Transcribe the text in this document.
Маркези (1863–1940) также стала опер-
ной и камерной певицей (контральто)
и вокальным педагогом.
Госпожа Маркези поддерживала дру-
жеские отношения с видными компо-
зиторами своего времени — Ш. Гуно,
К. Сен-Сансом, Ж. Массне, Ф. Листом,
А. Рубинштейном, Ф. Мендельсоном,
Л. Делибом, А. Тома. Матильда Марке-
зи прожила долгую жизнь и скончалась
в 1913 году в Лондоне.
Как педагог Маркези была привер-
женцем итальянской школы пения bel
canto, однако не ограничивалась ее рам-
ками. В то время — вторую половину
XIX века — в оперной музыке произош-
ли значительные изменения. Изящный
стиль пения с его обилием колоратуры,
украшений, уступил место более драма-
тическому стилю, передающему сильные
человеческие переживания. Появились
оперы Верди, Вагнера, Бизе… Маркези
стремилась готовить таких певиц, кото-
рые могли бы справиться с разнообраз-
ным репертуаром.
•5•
-*-
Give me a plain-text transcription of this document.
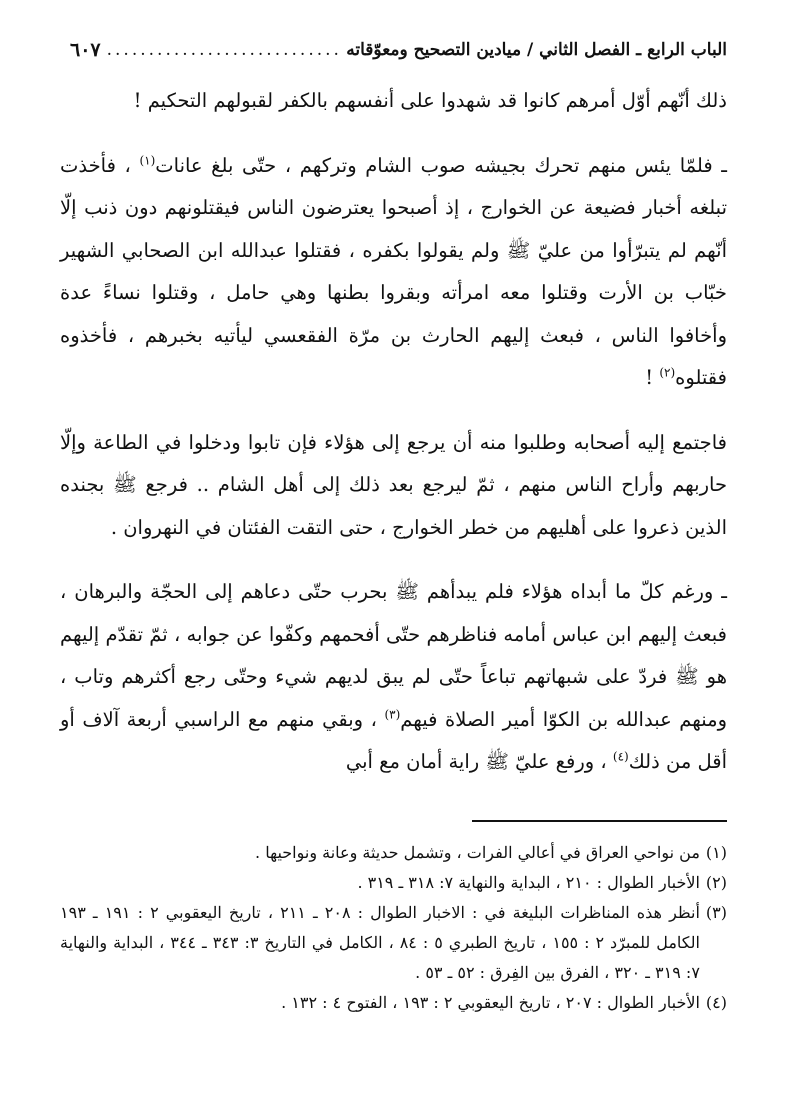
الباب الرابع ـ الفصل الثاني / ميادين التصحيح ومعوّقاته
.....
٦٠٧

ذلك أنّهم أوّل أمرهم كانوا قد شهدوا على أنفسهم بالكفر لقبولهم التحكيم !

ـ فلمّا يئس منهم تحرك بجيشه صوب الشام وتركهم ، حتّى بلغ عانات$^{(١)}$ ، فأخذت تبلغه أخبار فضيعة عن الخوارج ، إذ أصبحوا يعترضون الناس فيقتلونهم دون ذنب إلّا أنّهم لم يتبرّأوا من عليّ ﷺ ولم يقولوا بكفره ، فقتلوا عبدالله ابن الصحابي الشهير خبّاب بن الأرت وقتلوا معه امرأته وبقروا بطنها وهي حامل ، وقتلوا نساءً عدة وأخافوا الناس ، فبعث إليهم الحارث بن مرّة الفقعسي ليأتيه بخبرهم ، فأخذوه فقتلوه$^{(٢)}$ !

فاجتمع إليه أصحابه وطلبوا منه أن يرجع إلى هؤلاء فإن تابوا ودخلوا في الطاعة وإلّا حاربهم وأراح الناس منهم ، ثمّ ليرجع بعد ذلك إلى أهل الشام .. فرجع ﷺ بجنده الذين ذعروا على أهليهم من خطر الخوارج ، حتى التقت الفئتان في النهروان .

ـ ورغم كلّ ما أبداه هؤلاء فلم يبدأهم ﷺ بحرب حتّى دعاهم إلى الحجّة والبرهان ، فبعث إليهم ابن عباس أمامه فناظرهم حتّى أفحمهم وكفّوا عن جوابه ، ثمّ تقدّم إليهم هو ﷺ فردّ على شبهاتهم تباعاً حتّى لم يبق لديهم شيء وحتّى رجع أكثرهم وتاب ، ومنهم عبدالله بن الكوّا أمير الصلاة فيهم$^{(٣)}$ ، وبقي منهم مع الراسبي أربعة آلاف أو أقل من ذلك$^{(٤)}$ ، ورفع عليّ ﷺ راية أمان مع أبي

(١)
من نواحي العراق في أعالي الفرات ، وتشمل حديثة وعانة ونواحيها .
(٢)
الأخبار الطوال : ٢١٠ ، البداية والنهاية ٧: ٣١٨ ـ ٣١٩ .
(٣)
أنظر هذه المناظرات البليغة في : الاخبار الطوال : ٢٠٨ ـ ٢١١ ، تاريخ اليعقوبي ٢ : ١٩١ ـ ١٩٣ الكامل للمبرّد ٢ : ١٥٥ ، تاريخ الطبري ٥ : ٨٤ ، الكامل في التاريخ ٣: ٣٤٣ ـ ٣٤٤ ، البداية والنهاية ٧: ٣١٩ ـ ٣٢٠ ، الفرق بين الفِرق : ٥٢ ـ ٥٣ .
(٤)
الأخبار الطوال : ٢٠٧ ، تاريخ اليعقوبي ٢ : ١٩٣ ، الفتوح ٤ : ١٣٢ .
-*-
WRITTEN EXERCISE → Determine how many lines in the data above contain the string "Маркези". Give nothing except the number.

SOLUTION FOR THIS EXERCISE → 4